* [Work to be completed] Copy out the listing that follows, exact in every word, and skip the images.

* [Input material]

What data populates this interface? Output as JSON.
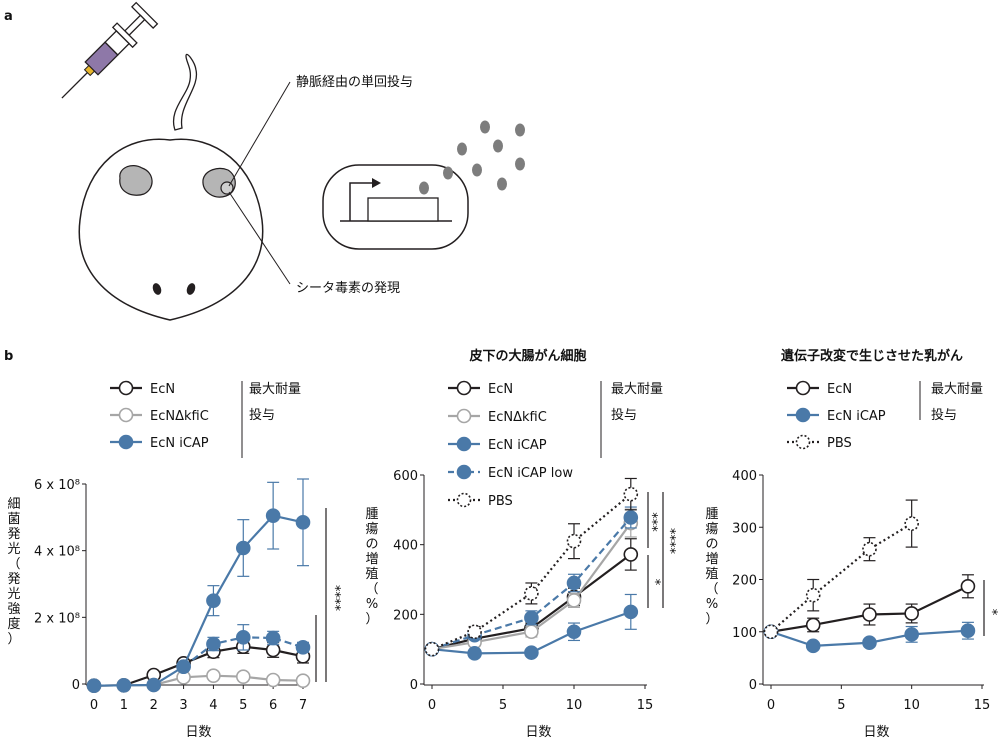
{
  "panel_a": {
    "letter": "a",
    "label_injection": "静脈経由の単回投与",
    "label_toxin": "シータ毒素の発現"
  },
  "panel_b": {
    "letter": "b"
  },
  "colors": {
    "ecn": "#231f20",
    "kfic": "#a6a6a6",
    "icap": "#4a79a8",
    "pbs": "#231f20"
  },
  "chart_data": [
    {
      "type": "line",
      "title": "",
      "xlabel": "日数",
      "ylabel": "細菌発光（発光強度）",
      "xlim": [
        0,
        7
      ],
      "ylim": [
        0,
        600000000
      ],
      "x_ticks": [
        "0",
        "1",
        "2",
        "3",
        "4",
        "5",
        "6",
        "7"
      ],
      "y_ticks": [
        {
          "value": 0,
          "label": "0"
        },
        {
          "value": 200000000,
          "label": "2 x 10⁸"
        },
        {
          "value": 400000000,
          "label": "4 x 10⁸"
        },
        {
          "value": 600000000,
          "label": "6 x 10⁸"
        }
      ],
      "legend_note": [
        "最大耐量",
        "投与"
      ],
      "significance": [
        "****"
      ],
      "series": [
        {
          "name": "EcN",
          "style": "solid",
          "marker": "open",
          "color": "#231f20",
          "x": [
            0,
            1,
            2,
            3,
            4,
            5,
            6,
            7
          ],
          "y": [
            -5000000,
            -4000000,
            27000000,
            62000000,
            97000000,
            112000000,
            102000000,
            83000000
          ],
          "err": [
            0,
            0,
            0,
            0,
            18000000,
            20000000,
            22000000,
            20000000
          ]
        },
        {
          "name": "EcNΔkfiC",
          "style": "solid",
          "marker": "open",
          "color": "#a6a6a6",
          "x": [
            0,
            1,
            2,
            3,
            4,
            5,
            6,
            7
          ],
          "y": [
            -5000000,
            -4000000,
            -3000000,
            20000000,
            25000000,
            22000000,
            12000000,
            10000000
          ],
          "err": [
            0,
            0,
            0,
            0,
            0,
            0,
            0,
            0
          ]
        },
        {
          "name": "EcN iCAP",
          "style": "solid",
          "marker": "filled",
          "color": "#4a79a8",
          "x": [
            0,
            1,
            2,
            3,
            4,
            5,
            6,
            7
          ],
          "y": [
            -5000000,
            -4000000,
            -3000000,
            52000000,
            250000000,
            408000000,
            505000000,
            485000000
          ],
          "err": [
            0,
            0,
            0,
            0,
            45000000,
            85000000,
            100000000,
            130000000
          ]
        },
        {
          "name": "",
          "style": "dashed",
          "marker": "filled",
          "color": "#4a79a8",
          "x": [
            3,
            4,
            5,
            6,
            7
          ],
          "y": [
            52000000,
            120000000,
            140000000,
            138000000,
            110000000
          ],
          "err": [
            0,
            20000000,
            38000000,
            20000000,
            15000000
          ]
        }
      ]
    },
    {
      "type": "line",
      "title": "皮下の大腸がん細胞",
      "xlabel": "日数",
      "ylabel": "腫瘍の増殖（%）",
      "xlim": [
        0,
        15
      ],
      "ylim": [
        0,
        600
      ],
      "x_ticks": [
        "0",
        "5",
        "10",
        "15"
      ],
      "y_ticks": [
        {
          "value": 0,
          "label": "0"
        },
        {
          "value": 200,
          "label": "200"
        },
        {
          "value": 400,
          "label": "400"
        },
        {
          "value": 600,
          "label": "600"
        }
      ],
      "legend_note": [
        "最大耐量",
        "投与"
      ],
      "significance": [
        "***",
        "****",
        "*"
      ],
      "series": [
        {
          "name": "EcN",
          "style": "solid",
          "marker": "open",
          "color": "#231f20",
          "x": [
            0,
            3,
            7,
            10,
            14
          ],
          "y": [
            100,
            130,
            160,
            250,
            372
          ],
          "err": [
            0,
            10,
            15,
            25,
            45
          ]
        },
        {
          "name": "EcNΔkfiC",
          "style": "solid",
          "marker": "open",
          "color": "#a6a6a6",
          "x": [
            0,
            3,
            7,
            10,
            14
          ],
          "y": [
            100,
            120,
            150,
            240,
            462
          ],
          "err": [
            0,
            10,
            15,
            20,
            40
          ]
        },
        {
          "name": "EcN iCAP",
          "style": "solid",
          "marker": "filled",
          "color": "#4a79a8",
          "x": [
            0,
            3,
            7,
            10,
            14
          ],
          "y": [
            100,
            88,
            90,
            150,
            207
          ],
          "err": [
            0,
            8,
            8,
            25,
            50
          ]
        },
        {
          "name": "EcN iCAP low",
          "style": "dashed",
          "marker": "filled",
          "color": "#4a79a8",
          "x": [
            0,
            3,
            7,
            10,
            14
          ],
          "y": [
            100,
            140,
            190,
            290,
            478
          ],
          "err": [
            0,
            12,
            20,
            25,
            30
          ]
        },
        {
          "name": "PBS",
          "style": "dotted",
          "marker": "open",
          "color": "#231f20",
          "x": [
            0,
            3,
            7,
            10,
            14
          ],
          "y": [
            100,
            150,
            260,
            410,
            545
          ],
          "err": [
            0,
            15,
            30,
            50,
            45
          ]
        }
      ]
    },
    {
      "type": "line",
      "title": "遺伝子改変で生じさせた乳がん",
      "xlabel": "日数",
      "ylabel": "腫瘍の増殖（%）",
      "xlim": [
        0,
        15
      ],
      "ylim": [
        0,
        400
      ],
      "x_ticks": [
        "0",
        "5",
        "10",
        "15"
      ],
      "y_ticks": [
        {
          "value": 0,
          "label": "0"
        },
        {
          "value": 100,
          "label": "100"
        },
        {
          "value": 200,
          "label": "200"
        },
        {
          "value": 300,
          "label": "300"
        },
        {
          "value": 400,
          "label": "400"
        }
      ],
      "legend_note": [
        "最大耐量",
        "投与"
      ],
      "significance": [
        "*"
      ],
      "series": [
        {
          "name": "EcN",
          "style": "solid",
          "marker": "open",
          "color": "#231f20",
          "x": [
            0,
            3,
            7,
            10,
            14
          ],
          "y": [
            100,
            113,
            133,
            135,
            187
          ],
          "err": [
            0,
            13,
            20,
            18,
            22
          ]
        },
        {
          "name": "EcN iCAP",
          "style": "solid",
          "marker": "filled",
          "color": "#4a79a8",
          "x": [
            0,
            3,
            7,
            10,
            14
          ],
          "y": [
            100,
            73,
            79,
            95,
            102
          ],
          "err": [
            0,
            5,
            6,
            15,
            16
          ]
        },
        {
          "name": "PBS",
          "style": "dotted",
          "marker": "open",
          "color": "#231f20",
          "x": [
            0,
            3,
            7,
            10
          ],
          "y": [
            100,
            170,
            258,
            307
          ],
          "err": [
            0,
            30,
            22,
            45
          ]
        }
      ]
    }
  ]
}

* [Answer to this task]
What data populates this interface? Output as JSON.
{
  "panel_a": {
    "letter": "a",
    "label_injection": "静脈経由の単回投与",
    "label_toxin": "シータ毒素の発現"
  },
  "panel_b": {
    "letter": "b"
  },
  "colors": {
    "ecn": "#231f20",
    "kfic": "#a6a6a6",
    "icap": "#4a79a8",
    "pbs": "#231f20"
  },
  "chart_data": [
    {
      "type": "line",
      "title": "",
      "xlabel": "日数",
      "ylabel": "細菌発光（発光強度）",
      "xlim": [
        0,
        7
      ],
      "ylim": [
        0,
        600000000
      ],
      "x_ticks": [
        "0",
        "1",
        "2",
        "3",
        "4",
        "5",
        "6",
        "7"
      ],
      "y_ticks": [
        {
          "value": 0,
          "label": "0"
        },
        {
          "value": 200000000,
          "label": "2 x 10⁸"
        },
        {
          "value": 400000000,
          "label": "4 x 10⁸"
        },
        {
          "value": 600000000,
          "label": "6 x 10⁸"
        }
      ],
      "legend_note": [
        "最大耐量",
        "投与"
      ],
      "significance": [
        "****"
      ],
      "series": [
        {
          "name": "EcN",
          "style": "solid",
          "marker": "open",
          "color": "#231f20",
          "x": [
            0,
            1,
            2,
            3,
            4,
            5,
            6,
            7
          ],
          "y": [
            -5000000,
            -4000000,
            27000000,
            62000000,
            97000000,
            112000000,
            102000000,
            83000000
          ],
          "err": [
            0,
            0,
            0,
            0,
            18000000,
            20000000,
            22000000,
            20000000
          ]
        },
        {
          "name": "EcNΔkfiC",
          "style": "solid",
          "marker": "open",
          "color": "#a6a6a6",
          "x": [
            0,
            1,
            2,
            3,
            4,
            5,
            6,
            7
          ],
          "y": [
            -5000000,
            -4000000,
            -3000000,
            20000000,
            25000000,
            22000000,
            12000000,
            10000000
          ],
          "err": [
            0,
            0,
            0,
            0,
            0,
            0,
            0,
            0
          ]
        },
        {
          "name": "EcN iCAP",
          "style": "solid",
          "marker": "filled",
          "color": "#4a79a8",
          "x": [
            0,
            1,
            2,
            3,
            4,
            5,
            6,
            7
          ],
          "y": [
            -5000000,
            -4000000,
            -3000000,
            52000000,
            250000000,
            408000000,
            505000000,
            485000000
          ],
          "err": [
            0,
            0,
            0,
            0,
            45000000,
            85000000,
            100000000,
            130000000
          ]
        },
        {
          "name": "",
          "style": "dashed",
          "marker": "filled",
          "color": "#4a79a8",
          "x": [
            3,
            4,
            5,
            6,
            7
          ],
          "y": [
            52000000,
            120000000,
            140000000,
            138000000,
            110000000
          ],
          "err": [
            0,
            20000000,
            38000000,
            20000000,
            15000000
          ]
        }
      ]
    },
    {
      "type": "line",
      "title": "皮下の大腸がん細胞",
      "xlabel": "日数",
      "ylabel": "腫瘍の増殖（%）",
      "xlim": [
        0,
        15
      ],
      "ylim": [
        0,
        600
      ],
      "x_ticks": [
        "0",
        "5",
        "10",
        "15"
      ],
      "y_ticks": [
        {
          "value": 0,
          "label": "0"
        },
        {
          "value": 200,
          "label": "200"
        },
        {
          "value": 400,
          "label": "400"
        },
        {
          "value": 600,
          "label": "600"
        }
      ],
      "legend_note": [
        "最大耐量",
        "投与"
      ],
      "significance": [
        "***",
        "****",
        "*"
      ],
      "series": [
        {
          "name": "EcN",
          "style": "solid",
          "marker": "open",
          "color": "#231f20",
          "x": [
            0,
            3,
            7,
            10,
            14
          ],
          "y": [
            100,
            130,
            160,
            250,
            372
          ],
          "err": [
            0,
            10,
            15,
            25,
            45
          ]
        },
        {
          "name": "EcNΔkfiC",
          "style": "solid",
          "marker": "open",
          "color": "#a6a6a6",
          "x": [
            0,
            3,
            7,
            10,
            14
          ],
          "y": [
            100,
            120,
            150,
            240,
            462
          ],
          "err": [
            0,
            10,
            15,
            20,
            40
          ]
        },
        {
          "name": "EcN iCAP",
          "style": "solid",
          "marker": "filled",
          "color": "#4a79a8",
          "x": [
            0,
            3,
            7,
            10,
            14
          ],
          "y": [
            100,
            88,
            90,
            150,
            207
          ],
          "err": [
            0,
            8,
            8,
            25,
            50
          ]
        },
        {
          "name": "EcN iCAP low",
          "style": "dashed",
          "marker": "filled",
          "color": "#4a79a8",
          "x": [
            0,
            3,
            7,
            10,
            14
          ],
          "y": [
            100,
            140,
            190,
            290,
            478
          ],
          "err": [
            0,
            12,
            20,
            25,
            30
          ]
        },
        {
          "name": "PBS",
          "style": "dotted",
          "marker": "open",
          "color": "#231f20",
          "x": [
            0,
            3,
            7,
            10,
            14
          ],
          "y": [
            100,
            150,
            260,
            410,
            545
          ],
          "err": [
            0,
            15,
            30,
            50,
            45
          ]
        }
      ]
    },
    {
      "type": "line",
      "title": "遺伝子改変で生じさせた乳がん",
      "xlabel": "日数",
      "ylabel": "腫瘍の増殖（%）",
      "xlim": [
        0,
        15
      ],
      "ylim": [
        0,
        400
      ],
      "x_ticks": [
        "0",
        "5",
        "10",
        "15"
      ],
      "y_ticks": [
        {
          "value": 0,
          "label": "0"
        },
        {
          "value": 100,
          "label": "100"
        },
        {
          "value": 200,
          "label": "200"
        },
        {
          "value": 300,
          "label": "300"
        },
        {
          "value": 400,
          "label": "400"
        }
      ],
      "legend_note": [
        "最大耐量",
        "投与"
      ],
      "significance": [
        "*"
      ],
      "series": [
        {
          "name": "EcN",
          "style": "solid",
          "marker": "open",
          "color": "#231f20",
          "x": [
            0,
            3,
            7,
            10,
            14
          ],
          "y": [
            100,
            113,
            133,
            135,
            187
          ],
          "err": [
            0,
            13,
            20,
            18,
            22
          ]
        },
        {
          "name": "EcN iCAP",
          "style": "solid",
          "marker": "filled",
          "color": "#4a79a8",
          "x": [
            0,
            3,
            7,
            10,
            14
          ],
          "y": [
            100,
            73,
            79,
            95,
            102
          ],
          "err": [
            0,
            5,
            6,
            15,
            16
          ]
        },
        {
          "name": "PBS",
          "style": "dotted",
          "marker": "open",
          "color": "#231f20",
          "x": [
            0,
            3,
            7,
            10
          ],
          "y": [
            100,
            170,
            258,
            307
          ],
          "err": [
            0,
            30,
            22,
            45
          ]
        }
      ]
    }
  ]
}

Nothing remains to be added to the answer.